EXERCISE DIRECTIONS: Find every line with the word "ekran". Copy those lines.

RECORD EXCERPTS:
•••••

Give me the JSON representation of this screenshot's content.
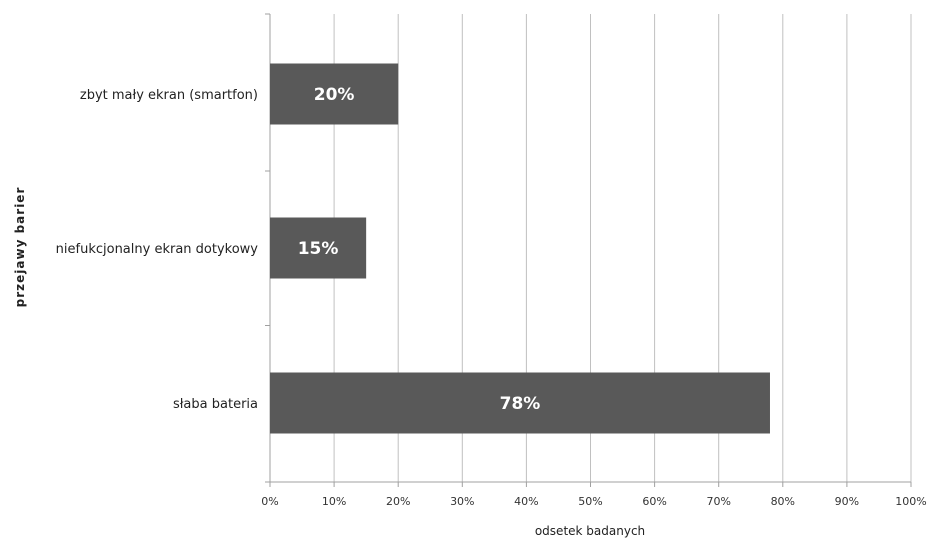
{
  "chart_data": {
    "type": "bar",
    "orientation": "horizontal",
    "categories": [
      "zbyt mały ekran (smartfon)",
      "niefukcjonalny ekran dotykowy",
      "słaba bateria"
    ],
    "values": [
      20,
      15,
      78
    ],
    "value_labels": [
      "20%",
      "15%",
      "78%"
    ],
    "xlabel": "odsetek badanych",
    "ylabel": "przejawy barier",
    "xlim": [
      0,
      100
    ],
    "xticks": [
      "0%",
      "10%",
      "20%",
      "30%",
      "40%",
      "50%",
      "60%",
      "70%",
      "80%",
      "90%",
      "100%"
    ],
    "grid": true,
    "legend": "none",
    "colors": {
      "bar": "#595959",
      "grid": "#c0c0c0",
      "bar_text": "#ffffff"
    }
  }
}
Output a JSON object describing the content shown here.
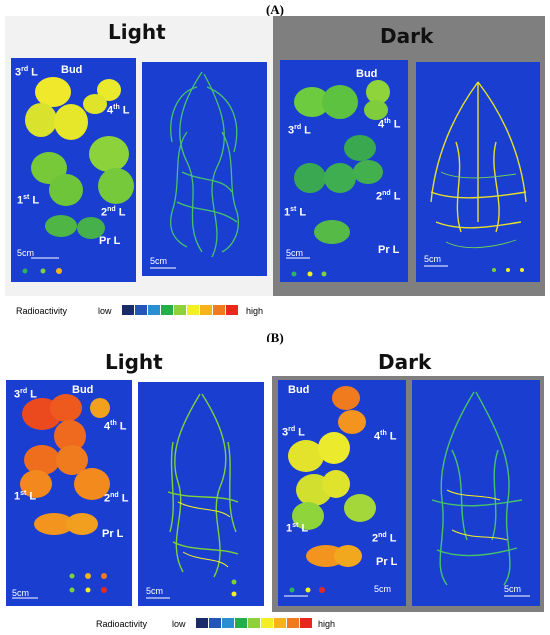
{
  "panels": [
    {
      "label": "(A)",
      "conditions": [
        {
          "title": "Light",
          "leaves": {
            "l3": "3",
            "bud": "Bud",
            "l4": "4",
            "l1": "1",
            "l2": "2",
            "pr": "Pr L"
          },
          "scale_leaf": "5cm",
          "scale_root": "5cm"
        },
        {
          "title": "Dark",
          "leaves": {
            "l3": "3",
            "bud": "Bud",
            "l4": "4",
            "l1": "1",
            "l2": "2",
            "pr": "Pr L"
          },
          "scale_leaf": "5cm",
          "scale_root": "5cm"
        }
      ],
      "legend": {
        "title": "Radioactivity",
        "low": "low",
        "high": "high"
      }
    },
    {
      "label": "(B)",
      "conditions": [
        {
          "title": "Light",
          "leaves": {
            "l3": "3",
            "bud": "Bud",
            "l4": "4",
            "l1": "1",
            "l2": "2",
            "pr": "Pr L"
          },
          "scale_leaf": "5cm",
          "scale_root": "5cm"
        },
        {
          "title": "Dark",
          "leaves": {
            "l3": "3",
            "bud": "Bud",
            "l4": "4",
            "l1": "1",
            "l2": "2",
            "pr": "Pr L"
          },
          "scale_leaf": "5cm",
          "scale_root": "5cm"
        }
      ],
      "legend": {
        "title": "Radioactivity",
        "low": "low",
        "high": "high"
      }
    }
  ],
  "ordinal_suffixes": {
    "rd": "rd",
    "th": "th",
    "st": "st",
    "nd": "nd"
  },
  "leaf_suffix": " L",
  "colorscale": [
    "#1b2a6b",
    "#2456b8",
    "#2a8fd0",
    "#23b04a",
    "#8fd13a",
    "#f2ef24",
    "#f7b21c",
    "#f27a1e",
    "#e8281e"
  ]
}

•••••

RESULT:
      "zbyt mały ekran (smartfon)",
      "niefukcjonalny ekran dotykowy",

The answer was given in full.